APPLY WHAT YOU READ:
• 1. Answer these questions using the passage about RCS messaging:
(a) How long before departure does the airline send its check-in reminder?
(b) Which buttons come with appointment reminders in healthcare?
(c) What three things does sending RCS at scale require?
• 2. From the passage about RCS messaging, quote the part that begins at the words "Sending RCS at" and stops after the words "a single integration.".

PASSAGE TO READ:

★ ★ ★

Travel — Boarding Passes and Check-In

An airline sends a check-in reminder 24 hours before departure. Via SMS: a text with a link. Via RCS: a branded message with the flight details, a "Check In Now" button, and after check-in, the boarding pass rendered as a rich card with a barcode — all inside the default messaging app. No email to search for, no app to open.

Additional use cases span healthcare (appointment reminders with "Confirm" or "Reschedule" buttons), logistics (delivery tracking with real-time status updates and "Reschedule Delivery" options), and insurance (claims status with document upload prompts).

How to Send RCS Messages Through BSG

Sending RCS at scale requires a CPaaS provider with carrier connections, message template management, and fallback logic. BSG handles all three through a single integration.

★ ★ ★

DATA EXTRACTS:
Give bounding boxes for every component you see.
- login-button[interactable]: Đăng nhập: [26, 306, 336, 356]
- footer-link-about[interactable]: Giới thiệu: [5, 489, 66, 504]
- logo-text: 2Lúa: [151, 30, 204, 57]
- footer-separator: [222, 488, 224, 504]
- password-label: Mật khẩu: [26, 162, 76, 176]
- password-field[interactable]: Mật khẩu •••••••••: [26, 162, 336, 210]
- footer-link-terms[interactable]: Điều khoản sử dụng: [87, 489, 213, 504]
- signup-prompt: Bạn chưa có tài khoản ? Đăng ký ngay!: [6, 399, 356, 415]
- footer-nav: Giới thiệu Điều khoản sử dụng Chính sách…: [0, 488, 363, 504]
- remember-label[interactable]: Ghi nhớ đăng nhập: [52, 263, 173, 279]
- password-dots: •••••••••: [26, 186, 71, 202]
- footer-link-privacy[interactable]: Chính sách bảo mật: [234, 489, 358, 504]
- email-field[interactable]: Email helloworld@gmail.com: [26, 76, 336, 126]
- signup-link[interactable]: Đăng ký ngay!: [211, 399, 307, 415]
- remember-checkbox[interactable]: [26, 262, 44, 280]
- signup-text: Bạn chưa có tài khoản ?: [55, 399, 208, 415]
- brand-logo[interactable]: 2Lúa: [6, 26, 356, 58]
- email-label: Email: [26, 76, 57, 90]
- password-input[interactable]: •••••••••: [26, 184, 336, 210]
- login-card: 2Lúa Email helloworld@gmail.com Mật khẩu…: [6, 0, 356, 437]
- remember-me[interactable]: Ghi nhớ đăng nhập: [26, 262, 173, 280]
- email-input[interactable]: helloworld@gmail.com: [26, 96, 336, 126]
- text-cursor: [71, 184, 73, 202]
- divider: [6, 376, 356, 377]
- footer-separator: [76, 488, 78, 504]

★ ★ ★

ANSWERS PROVIDED:
• 1.
(a) 24 hours.
(b) "Confirm" or "Reschedule."
(c) Carrier connections, message template management, and fallback logic.

• 2.
Sending RCS at scale requires a CPaaS provider with carrier connections, message template management, and fallback logic. BSG handles all three through a single integration.